Copy every line in which the string "Betancourt" occurs.

--------

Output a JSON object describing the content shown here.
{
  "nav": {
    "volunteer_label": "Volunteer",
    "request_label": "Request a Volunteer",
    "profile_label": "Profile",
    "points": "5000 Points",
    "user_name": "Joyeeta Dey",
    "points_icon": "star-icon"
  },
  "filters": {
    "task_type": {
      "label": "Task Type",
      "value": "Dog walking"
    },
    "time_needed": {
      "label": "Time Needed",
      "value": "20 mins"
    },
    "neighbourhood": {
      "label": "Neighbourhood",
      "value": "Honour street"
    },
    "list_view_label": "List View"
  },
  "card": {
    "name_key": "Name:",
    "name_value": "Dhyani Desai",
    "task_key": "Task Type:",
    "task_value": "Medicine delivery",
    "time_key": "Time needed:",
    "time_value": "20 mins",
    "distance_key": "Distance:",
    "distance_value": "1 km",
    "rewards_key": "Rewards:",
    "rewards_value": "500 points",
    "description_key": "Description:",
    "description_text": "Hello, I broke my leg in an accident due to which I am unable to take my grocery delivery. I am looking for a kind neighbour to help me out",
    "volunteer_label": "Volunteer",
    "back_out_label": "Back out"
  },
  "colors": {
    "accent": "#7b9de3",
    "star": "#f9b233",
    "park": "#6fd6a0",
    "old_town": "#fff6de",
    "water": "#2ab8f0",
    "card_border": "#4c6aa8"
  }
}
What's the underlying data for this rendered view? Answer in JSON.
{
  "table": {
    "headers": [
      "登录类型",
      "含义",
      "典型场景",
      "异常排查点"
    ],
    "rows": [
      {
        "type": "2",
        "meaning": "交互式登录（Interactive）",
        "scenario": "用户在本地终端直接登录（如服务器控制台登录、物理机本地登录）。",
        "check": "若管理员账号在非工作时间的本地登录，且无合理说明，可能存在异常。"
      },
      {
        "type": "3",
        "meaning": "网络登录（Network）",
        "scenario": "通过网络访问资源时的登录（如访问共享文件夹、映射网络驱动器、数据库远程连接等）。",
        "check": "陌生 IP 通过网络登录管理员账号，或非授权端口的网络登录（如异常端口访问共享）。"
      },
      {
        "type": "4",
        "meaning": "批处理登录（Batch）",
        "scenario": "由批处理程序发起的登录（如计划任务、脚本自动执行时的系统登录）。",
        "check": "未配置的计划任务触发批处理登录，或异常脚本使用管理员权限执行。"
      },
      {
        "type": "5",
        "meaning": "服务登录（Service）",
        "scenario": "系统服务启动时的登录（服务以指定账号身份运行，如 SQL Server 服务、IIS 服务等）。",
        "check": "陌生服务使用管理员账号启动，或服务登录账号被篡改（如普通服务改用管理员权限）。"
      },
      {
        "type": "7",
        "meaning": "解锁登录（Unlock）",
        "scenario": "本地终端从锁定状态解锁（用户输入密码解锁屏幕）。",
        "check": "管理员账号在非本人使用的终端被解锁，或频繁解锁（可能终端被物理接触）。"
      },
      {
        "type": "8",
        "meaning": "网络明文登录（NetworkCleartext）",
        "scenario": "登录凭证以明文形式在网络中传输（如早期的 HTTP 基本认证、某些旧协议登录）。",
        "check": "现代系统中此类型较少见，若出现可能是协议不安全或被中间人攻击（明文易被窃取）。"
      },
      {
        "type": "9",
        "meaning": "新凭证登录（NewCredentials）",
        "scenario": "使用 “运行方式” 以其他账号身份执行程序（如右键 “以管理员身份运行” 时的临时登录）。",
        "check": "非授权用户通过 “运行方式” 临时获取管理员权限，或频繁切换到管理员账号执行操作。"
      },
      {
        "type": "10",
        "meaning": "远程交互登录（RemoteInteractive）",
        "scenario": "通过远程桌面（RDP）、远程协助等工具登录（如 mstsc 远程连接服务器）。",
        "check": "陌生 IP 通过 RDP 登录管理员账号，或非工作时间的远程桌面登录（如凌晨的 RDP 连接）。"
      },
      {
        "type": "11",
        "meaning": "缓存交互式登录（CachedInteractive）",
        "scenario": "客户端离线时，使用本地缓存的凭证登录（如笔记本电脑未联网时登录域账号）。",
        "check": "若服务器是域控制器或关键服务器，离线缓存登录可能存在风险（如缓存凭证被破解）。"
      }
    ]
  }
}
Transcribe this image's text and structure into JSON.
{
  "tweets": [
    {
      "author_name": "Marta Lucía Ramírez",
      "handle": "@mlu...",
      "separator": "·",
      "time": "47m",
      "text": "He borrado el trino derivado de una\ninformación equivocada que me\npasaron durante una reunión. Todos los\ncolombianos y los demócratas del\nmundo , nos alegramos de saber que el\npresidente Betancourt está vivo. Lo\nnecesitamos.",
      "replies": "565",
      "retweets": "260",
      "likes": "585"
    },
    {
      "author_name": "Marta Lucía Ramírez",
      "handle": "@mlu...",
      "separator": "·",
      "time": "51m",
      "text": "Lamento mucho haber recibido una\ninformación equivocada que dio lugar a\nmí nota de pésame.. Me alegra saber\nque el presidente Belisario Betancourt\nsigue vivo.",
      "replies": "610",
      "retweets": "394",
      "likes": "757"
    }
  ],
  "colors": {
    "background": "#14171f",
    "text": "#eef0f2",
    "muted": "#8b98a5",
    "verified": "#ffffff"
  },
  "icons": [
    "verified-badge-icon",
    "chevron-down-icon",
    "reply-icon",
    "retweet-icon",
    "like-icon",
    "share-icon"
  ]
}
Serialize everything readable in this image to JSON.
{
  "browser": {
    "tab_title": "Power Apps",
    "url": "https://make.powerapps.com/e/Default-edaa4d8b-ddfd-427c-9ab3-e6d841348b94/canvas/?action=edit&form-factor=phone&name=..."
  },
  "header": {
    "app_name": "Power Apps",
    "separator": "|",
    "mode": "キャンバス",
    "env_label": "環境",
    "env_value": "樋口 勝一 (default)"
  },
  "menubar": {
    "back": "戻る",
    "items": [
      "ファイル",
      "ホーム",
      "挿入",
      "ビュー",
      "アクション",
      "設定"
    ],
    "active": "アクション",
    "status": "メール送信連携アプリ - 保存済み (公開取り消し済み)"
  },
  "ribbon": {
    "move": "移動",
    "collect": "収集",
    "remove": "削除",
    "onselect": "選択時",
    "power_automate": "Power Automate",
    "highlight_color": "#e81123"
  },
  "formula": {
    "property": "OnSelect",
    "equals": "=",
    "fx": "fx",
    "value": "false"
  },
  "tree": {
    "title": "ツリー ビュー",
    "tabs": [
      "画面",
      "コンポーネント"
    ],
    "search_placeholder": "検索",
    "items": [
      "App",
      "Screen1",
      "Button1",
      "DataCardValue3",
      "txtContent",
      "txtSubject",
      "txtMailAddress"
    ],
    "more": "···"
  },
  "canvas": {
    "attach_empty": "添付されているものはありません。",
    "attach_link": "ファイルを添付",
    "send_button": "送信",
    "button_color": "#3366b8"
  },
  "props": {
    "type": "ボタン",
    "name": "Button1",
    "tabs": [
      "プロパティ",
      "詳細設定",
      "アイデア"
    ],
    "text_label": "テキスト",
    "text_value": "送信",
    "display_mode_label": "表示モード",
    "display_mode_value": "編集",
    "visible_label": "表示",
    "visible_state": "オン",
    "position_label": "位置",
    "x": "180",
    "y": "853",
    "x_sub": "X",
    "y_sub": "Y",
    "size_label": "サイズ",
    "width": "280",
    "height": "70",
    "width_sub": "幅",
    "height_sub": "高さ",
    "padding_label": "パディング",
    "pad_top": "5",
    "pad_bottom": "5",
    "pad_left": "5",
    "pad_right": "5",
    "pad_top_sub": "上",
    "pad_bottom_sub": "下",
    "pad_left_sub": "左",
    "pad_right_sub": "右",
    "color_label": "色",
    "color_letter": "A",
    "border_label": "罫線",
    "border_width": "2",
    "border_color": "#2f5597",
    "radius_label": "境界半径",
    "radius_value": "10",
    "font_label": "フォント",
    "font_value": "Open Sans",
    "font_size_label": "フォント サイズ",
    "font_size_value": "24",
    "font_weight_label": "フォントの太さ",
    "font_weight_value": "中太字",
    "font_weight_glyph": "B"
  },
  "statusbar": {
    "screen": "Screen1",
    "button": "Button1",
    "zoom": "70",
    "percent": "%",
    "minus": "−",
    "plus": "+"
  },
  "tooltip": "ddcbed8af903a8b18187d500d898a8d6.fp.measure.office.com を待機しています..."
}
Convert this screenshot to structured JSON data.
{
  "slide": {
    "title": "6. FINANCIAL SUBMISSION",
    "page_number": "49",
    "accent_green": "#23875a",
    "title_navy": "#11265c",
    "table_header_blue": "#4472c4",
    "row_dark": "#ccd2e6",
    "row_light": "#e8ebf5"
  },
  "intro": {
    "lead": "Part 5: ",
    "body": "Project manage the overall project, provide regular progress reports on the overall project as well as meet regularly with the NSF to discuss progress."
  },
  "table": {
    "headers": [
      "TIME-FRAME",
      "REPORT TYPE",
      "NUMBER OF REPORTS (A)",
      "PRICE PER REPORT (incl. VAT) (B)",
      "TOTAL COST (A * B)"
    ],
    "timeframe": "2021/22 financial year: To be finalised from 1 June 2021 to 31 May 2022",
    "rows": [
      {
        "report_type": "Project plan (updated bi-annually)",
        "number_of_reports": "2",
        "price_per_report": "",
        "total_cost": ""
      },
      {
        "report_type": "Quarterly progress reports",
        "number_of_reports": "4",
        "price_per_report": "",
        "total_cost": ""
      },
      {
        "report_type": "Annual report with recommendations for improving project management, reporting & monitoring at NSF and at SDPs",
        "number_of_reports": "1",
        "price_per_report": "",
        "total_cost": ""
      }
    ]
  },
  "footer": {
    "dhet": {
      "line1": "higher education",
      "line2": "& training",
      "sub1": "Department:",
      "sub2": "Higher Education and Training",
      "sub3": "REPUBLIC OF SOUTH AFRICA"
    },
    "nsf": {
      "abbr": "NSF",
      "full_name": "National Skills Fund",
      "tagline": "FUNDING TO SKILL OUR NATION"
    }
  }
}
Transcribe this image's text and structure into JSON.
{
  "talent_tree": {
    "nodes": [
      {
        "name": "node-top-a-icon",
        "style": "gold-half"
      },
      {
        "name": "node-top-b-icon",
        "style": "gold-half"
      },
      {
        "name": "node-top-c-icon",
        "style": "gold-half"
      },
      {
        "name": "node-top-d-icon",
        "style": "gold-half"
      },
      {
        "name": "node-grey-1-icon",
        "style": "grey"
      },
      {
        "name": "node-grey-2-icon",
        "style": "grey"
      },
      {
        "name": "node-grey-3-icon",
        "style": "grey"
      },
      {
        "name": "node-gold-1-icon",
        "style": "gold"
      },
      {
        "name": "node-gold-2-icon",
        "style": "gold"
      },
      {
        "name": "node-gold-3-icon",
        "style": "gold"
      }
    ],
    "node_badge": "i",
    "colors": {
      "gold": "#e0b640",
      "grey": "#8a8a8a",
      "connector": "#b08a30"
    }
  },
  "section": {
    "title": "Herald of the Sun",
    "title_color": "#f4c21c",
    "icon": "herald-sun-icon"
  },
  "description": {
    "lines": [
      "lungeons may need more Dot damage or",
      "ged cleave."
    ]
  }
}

--------

# REPLY TO THE EXERCISE
      "text": "He borrado el trino derivado de una\ninformación equivocada que me\npasaron durante una reunión. Todos los\ncolombianos y los demócratas del\nmundo , nos alegramos de saber que el\npresidente Betancourt está vivo. Lo\nnecesitamos.",
      "text": "Lamento mucho haber recibido una\ninformación equivocada que dio lugar a\nmí nota de pésame.. Me alegra saber\nque el presidente Belisario Betancourt\nsigue vivo.",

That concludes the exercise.